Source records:
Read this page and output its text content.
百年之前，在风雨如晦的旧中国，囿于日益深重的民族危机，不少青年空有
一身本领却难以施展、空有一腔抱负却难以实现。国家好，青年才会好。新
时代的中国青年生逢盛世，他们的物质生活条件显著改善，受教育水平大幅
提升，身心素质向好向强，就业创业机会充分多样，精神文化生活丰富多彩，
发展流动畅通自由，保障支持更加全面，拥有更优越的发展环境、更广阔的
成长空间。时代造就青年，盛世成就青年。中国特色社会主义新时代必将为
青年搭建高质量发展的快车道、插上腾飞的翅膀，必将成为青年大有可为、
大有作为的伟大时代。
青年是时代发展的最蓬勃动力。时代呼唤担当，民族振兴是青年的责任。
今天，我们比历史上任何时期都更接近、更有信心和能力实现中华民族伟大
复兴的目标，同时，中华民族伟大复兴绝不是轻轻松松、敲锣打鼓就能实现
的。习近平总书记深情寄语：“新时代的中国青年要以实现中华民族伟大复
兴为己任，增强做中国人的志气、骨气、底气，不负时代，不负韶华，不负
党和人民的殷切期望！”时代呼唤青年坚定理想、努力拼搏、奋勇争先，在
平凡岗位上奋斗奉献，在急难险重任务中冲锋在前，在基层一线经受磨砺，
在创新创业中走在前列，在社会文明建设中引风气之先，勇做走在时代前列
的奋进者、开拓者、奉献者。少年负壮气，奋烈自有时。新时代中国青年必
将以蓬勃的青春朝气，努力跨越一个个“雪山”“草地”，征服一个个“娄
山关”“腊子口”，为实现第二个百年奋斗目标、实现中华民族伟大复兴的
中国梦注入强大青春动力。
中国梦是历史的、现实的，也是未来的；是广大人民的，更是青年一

#### Exercise objective:
Output the records verbatim, from the first line to the last.

#### The completed task:
Read this page and output its text content.
百年之前，在风雨如晦的旧中国，囿于日益深重的民族危机，不少青年空有
一身本领却难以施展、空有一腔抱负却难以实现。国家好，青年才会好。新
时代的中国青年生逢盛世，他们的物质生活条件显著改善，受教育水平大幅
提升，身心素质向好向强，就业创业机会充分多样，精神文化生活丰富多彩，
发展流动畅通自由，保障支持更加全面，拥有更优越的发展环境、更广阔的
成长空间。时代造就青年，盛世成就青年。中国特色社会主义新时代必将为
青年搭建高质量发展的快车道、插上腾飞的翅膀，必将成为青年大有可为、
大有作为的伟大时代。
青年是时代发展的最蓬勃动力。时代呼唤担当，民族振兴是青年的责任。
今天，我们比历史上任何时期都更接近、更有信心和能力实现中华民族伟大
复兴的目标，同时，中华民族伟大复兴绝不是轻轻松松、敲锣打鼓就能实现
的。习近平总书记深情寄语：“新时代的中国青年要以实现中华民族伟大复
兴为己任，增强做中国人的志气、骨气、底气，不负时代，不负韶华，不负
党和人民的殷切期望！”时代呼唤青年坚定理想、努力拼搏、奋勇争先，在
平凡岗位上奋斗奉献，在急难险重任务中冲锋在前，在基层一线经受磨砺，
在创新创业中走在前列，在社会文明建设中引风气之先，勇做走在时代前列
的奋进者、开拓者、奉献者。少年负壮气，奋烈自有时。新时代中国青年必
将以蓬勃的青春朝气，努力跨越一个个“雪山”“草地”，征服一个个“娄
山关”“腊子口”，为实现第二个百年奋斗目标、实现中华民族伟大复兴的
中国梦注入强大青春动力。
中国梦是历史的、现实的，也是未来的；是广大人民的，更是青年一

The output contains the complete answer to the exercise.